→ **EXERCISE TASK**: Extract the complete data exactly as given.

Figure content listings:

(begin)

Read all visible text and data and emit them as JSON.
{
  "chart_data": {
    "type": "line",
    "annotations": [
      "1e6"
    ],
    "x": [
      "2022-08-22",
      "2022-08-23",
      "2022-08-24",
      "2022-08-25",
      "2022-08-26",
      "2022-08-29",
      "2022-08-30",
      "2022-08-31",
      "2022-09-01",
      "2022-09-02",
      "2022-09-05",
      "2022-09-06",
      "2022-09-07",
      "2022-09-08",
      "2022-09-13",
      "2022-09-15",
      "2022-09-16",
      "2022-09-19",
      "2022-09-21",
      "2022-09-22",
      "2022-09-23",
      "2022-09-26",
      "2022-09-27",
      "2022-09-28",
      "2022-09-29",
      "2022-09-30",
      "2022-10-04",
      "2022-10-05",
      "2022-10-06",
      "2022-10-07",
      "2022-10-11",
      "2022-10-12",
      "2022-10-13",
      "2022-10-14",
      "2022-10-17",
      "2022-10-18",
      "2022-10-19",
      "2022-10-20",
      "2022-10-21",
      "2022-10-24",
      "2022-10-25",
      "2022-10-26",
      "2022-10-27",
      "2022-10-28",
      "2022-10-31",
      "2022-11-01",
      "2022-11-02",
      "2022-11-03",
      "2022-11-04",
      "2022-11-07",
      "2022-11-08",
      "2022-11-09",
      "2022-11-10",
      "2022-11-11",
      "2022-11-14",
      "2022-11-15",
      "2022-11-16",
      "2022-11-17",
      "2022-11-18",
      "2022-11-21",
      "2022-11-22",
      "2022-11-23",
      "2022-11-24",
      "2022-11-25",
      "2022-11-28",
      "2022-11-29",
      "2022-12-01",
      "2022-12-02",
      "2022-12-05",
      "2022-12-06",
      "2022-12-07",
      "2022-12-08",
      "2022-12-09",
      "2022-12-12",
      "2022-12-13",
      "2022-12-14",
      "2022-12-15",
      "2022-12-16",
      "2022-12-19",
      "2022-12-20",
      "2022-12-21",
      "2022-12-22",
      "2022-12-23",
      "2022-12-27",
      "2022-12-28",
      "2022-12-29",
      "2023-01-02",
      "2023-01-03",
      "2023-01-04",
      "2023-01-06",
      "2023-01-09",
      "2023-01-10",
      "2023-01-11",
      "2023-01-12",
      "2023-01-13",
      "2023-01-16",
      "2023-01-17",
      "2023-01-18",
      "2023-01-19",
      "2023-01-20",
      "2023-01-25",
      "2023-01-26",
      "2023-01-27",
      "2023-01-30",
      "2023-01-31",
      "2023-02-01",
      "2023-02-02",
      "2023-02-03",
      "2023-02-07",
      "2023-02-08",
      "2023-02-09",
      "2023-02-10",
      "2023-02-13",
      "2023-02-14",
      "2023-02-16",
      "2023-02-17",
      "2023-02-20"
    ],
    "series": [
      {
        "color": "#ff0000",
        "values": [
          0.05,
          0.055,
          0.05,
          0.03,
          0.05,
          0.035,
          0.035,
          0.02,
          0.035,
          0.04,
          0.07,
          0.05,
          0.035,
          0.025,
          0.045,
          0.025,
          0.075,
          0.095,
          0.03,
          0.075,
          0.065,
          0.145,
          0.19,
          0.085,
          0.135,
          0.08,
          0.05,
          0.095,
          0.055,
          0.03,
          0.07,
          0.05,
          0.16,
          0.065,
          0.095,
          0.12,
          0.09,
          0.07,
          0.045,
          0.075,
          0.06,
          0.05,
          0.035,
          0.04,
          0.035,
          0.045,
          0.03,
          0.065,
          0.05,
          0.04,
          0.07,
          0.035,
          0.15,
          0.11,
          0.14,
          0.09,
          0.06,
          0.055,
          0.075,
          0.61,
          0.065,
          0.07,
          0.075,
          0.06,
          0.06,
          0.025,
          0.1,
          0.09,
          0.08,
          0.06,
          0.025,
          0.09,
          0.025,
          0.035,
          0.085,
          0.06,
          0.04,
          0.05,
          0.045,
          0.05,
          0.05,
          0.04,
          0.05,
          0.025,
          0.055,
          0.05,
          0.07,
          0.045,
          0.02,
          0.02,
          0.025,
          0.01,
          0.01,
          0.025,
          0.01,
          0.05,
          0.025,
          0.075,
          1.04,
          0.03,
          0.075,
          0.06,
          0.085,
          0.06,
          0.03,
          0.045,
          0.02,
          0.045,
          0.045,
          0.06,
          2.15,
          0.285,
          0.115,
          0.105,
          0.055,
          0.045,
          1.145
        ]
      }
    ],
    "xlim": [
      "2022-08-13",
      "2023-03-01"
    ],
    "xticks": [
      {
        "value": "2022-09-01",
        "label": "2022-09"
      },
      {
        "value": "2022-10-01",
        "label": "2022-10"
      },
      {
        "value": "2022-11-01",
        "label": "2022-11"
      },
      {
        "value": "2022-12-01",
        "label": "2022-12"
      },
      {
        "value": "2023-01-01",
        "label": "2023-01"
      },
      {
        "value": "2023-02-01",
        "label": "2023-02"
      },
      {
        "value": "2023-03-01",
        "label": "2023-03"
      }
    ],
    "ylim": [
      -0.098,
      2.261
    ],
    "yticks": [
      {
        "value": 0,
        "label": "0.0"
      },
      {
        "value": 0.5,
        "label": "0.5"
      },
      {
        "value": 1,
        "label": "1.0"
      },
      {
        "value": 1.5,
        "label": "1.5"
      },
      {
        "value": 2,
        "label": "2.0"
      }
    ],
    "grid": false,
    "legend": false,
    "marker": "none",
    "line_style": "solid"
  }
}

(end)

→ **WRITTEN RESPONSE**:
Read all visible text and data and emit them as JSON.
{
  "chart_data": {
    "type": "line",
    "annotations": [
      "1e6"
    ],
    "x": [
      "2022-08-22",
      "2022-08-23",
      "2022-08-24",
      "2022-08-25",
      "2022-08-26",
      "2022-08-29",
      "2022-08-30",
      "2022-08-31",
      "2022-09-01",
      "2022-09-02",
      "2022-09-05",
      "2022-09-06",
      "2022-09-07",
      "2022-09-08",
      "2022-09-13",
      "2022-09-15",
      "2022-09-16",
      "2022-09-19",
      "2022-09-21",
      "2022-09-22",
      "2022-09-23",
      "2022-09-26",
      "2022-09-27",
      "2022-09-28",
      "2022-09-29",
      "2022-09-30",
      "2022-10-04",
      "2022-10-05",
      "2022-10-06",
      "2022-10-07",
      "2022-10-11",
      "2022-10-12",
      "2022-10-13",
      "2022-10-14",
      "2022-10-17",
      "2022-10-18",
      "2022-10-19",
      "2022-10-20",
      "2022-10-21",
      "2022-10-24",
      "2022-10-25",
      "2022-10-26",
      "2022-10-27",
      "2022-10-28",
      "2022-10-31",
      "2022-11-01",
      "2022-11-02",
      "2022-11-03",
      "2022-11-04",
      "2022-11-07",
      "2022-11-08",
      "2022-11-09",
      "2022-11-10",
      "2022-11-11",
      "2022-11-14",
      "2022-11-15",
      "2022-11-16",
      "2022-11-17",
      "2022-11-18",
      "2022-11-21",
      "2022-11-22",
      "2022-11-23",
      "2022-11-24",
      "2022-11-25",
      "2022-11-28",
      "2022-11-29",
      "2022-12-01",
      "2022-12-02",
      "2022-12-05",
      "2022-12-06",
      "2022-12-07",
      "2022-12-08",
      "2022-12-09",
      "2022-12-12",
      "2022-12-13",
      "2022-12-14",
      "2022-12-15",
      "2022-12-16",
      "2022-12-19",
      "2022-12-20",
      "2022-12-21",
      "2022-12-22",
      "2022-12-23",
      "2022-12-27",
      "2022-12-28",
      "2022-12-29",
      "2023-01-02",
      "2023-01-03",
      "2023-01-04",
      "2023-01-06",
      "2023-01-09",
      "2023-01-10",
      "2023-01-11",
      "2023-01-12",
      "2023-01-13",
      "2023-01-16",
      "2023-01-17",
      "2023-01-18",
      "2023-01-19",
      "2023-01-20",
      "2023-01-25",
      "2023-01-26",
      "2023-01-27",
      "2023-01-30",
      "2023-01-31",
      "2023-02-01",
      "2023-02-02",
      "2023-02-03",
      "2023-02-07",
      "2023-02-08",
      "2023-02-09",
      "2023-02-10",
      "2023-02-13",
      "2023-02-14",
      "2023-02-16",
      "2023-02-17",
      "2023-02-20"
    ],
    "series": [
      {
        "color": "#ff0000",
        "values": [
          0.05,
          0.055,
          0.05,
          0.03,
          0.05,
          0.035,
          0.035,
          0.02,
          0.035,
          0.04,
          0.07,
          0.05,
          0.035,
          0.025,
          0.045,
          0.025,
          0.075,
          0.095,
          0.03,
          0.075,
          0.065,
          0.145,
          0.19,
          0.085,
          0.135,
          0.08,
          0.05,
          0.095,
          0.055,
          0.03,
          0.07,
          0.05,
          0.16,
          0.065,
          0.095,
          0.12,
          0.09,
          0.07,
          0.045,
          0.075,
          0.06,
          0.05,
          0.035,
          0.04,
          0.035,
          0.045,
          0.03,
          0.065,
          0.05,
          0.04,
          0.07,
          0.035,
          0.15,
          0.11,
          0.14,
          0.09,
          0.06,
          0.055,
          0.075,
          0.61,
          0.065,
          0.07,
          0.075,
          0.06,
          0.06,
          0.025,
          0.1,
          0.09,
          0.08,
          0.06,
          0.025,
          0.09,
          0.025,
          0.035,
          0.085,
          0.06,
          0.04,
          0.05,
          0.045,
          0.05,
          0.05,
          0.04,
          0.05,
          0.025,
          0.055,
          0.05,
          0.07,
          0.045,
          0.02,
          0.02,
          0.025,
          0.01,
          0.01,
          0.025,
          0.01,
          0.05,
          0.025,
          0.075,
          1.04,
          0.03,
          0.075,
          0.06,
          0.085,
          0.06,
          0.03,
          0.045,
          0.02,
          0.045,
          0.045,
          0.06,
          2.15,
          0.285,
          0.115,
          0.105,
          0.055,
          0.045,
          1.145
        ]
      }
    ],
    "xlim": [
      "2022-08-13",
      "2023-03-01"
    ],
    "xticks": [
      {
        "value": "2022-09-01",
        "label": "2022-09"
      },
      {
        "value": "2022-10-01",
        "label": "2022-10"
      },
      {
        "value": "2022-11-01",
        "label": "2022-11"
      },
      {
        "value": "2022-12-01",
        "label": "2022-12"
      },
      {
        "value": "2023-01-01",
        "label": "2023-01"
      },
      {
        "value": "2023-02-01",
        "label": "2023-02"
      },
      {
        "value": "2023-03-01",
        "label": "2023-03"
      }
    ],
    "ylim": [
      -0.098,
      2.261
    ],
    "yticks": [
      {
        "value": 0,
        "label": "0.0"
      },
      {
        "value": 0.5,
        "label": "0.5"
      },
      {
        "value": 1,
        "label": "1.0"
      },
      {
        "value": 1.5,
        "label": "1.5"
      },
      {
        "value": 2,
        "label": "2.0"
      }
    ],
    "grid": false,
    "legend": false,
    "marker": "none",
    "line_style": "solid"
  }
}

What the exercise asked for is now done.